[Stored data]
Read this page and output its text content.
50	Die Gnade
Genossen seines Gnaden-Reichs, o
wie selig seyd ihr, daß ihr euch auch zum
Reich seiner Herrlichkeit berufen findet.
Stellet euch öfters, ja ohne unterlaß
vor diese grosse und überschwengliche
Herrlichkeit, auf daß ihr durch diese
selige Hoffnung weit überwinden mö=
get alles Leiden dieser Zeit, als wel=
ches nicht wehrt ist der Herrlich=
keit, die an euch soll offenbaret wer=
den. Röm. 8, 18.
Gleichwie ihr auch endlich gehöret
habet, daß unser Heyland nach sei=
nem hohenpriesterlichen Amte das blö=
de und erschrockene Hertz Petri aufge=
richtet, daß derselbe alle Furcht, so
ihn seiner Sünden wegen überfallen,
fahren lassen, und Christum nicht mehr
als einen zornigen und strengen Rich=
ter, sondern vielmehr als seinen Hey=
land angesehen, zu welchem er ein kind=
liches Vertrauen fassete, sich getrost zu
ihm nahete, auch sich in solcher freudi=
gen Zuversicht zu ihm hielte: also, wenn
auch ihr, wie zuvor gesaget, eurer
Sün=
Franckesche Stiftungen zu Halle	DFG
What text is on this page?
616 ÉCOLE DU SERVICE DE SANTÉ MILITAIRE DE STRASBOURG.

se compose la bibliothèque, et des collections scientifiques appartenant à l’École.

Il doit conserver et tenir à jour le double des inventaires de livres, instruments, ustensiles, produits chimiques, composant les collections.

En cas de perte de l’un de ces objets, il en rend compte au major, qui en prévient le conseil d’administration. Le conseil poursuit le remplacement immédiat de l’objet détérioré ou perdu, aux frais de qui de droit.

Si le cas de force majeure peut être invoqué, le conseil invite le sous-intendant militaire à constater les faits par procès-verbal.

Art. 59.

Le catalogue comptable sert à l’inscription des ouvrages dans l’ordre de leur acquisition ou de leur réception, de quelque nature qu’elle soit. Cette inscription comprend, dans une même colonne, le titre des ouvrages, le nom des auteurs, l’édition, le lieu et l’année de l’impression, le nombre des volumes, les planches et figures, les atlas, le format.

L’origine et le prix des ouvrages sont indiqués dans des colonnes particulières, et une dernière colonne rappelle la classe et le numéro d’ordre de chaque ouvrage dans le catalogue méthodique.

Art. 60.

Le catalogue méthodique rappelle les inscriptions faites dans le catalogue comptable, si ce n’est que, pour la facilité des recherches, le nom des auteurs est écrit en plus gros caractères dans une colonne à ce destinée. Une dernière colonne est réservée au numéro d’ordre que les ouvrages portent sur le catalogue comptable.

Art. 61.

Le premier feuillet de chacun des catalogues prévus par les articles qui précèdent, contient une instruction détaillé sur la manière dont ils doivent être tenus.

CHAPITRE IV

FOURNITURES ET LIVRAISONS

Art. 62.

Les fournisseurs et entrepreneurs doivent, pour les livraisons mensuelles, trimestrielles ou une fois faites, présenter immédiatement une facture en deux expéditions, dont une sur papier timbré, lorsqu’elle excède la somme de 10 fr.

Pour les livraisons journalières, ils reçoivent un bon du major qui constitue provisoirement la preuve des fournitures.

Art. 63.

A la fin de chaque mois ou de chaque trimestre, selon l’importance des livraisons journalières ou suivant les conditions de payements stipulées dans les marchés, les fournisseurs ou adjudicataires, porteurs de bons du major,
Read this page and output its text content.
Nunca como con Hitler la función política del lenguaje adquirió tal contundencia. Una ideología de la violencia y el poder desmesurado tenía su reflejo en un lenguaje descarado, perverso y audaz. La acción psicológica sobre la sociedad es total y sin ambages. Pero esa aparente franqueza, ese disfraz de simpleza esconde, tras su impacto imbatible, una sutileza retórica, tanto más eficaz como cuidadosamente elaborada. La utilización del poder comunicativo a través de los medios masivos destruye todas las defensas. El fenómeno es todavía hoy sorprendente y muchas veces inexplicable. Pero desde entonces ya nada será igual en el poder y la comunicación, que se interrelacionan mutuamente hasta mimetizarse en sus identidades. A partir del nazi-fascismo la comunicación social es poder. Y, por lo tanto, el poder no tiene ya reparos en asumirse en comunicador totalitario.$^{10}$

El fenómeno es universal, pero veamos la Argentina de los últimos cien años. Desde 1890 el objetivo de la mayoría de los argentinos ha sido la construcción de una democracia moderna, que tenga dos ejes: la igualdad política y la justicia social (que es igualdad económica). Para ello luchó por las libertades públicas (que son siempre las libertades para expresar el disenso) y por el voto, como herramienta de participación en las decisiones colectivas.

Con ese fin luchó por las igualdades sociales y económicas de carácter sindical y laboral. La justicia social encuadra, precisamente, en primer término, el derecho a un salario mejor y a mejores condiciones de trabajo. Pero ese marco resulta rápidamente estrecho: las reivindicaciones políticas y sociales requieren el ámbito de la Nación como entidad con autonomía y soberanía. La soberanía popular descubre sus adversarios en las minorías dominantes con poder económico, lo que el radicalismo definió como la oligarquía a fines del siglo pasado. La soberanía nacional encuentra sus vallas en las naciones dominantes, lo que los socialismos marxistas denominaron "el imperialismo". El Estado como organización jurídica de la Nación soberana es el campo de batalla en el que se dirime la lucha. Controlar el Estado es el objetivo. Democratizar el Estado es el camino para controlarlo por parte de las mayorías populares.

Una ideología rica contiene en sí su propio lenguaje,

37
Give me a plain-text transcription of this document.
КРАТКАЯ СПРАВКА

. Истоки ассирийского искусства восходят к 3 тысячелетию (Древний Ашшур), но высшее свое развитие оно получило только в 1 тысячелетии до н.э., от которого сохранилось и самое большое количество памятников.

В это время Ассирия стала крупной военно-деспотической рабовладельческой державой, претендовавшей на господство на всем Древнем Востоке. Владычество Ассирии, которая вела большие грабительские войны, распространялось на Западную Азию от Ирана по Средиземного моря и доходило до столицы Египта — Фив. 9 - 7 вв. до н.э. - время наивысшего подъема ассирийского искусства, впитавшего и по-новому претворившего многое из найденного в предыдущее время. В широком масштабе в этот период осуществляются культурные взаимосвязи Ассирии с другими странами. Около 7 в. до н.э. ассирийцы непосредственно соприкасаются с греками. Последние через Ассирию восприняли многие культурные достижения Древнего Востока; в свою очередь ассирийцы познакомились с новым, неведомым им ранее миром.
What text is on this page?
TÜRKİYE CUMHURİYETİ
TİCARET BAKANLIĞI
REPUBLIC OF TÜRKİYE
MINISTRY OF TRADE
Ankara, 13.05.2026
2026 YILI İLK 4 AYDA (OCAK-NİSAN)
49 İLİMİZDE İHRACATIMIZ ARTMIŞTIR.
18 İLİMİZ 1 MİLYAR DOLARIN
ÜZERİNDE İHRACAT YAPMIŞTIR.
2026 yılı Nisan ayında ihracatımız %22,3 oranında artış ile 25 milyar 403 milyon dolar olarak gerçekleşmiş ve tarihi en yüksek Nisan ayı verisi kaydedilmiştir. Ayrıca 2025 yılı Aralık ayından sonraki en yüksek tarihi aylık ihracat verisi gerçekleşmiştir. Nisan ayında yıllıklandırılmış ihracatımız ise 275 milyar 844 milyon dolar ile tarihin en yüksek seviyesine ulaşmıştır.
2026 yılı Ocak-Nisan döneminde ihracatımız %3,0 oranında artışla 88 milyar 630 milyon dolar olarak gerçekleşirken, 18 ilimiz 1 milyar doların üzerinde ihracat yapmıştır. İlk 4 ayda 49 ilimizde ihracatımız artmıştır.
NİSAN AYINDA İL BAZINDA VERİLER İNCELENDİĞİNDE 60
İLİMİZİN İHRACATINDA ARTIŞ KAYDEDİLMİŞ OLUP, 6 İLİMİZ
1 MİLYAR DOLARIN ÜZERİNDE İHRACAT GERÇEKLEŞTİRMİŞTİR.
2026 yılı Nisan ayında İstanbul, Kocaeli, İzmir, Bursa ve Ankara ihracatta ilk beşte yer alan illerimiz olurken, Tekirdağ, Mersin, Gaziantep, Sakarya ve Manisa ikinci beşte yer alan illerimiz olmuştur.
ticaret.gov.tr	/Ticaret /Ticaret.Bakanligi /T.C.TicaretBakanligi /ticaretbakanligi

TO BE DONE:
Search the records above for the string "milyar". Copy every line that contains it.

TASK RESPONSE:
2026 yılı Nisan ayında ihracatımız %22,3 oranında artış ile 25 milyar 403 milyon dolar olarak gerçekleşmiş ve tarihi en yüksek Nisan ayı verisi kaydedilmiştir. Ayrıca 2025 yılı Aralık ayından sonraki en yüksek tarihi aylık ihracat verisi gerçekleşmiştir. Nisan ayında yıllıklandırılmış ihracatımız ise 275 milyar 844 milyon dolar ile tarihin en yüksek seviyesine ulaşmıştır.
2026 yılı Ocak-Nisan döneminde ihracatımız %3,0 oranında artışla 88 milyar 630 milyon dolar olarak gerçekleşirken, 18 ilimiz 1 milyar doların üzerinde ihracat yapmıştır. İlk 4 ayda 49 ilimizde ihracatımız artmıştır.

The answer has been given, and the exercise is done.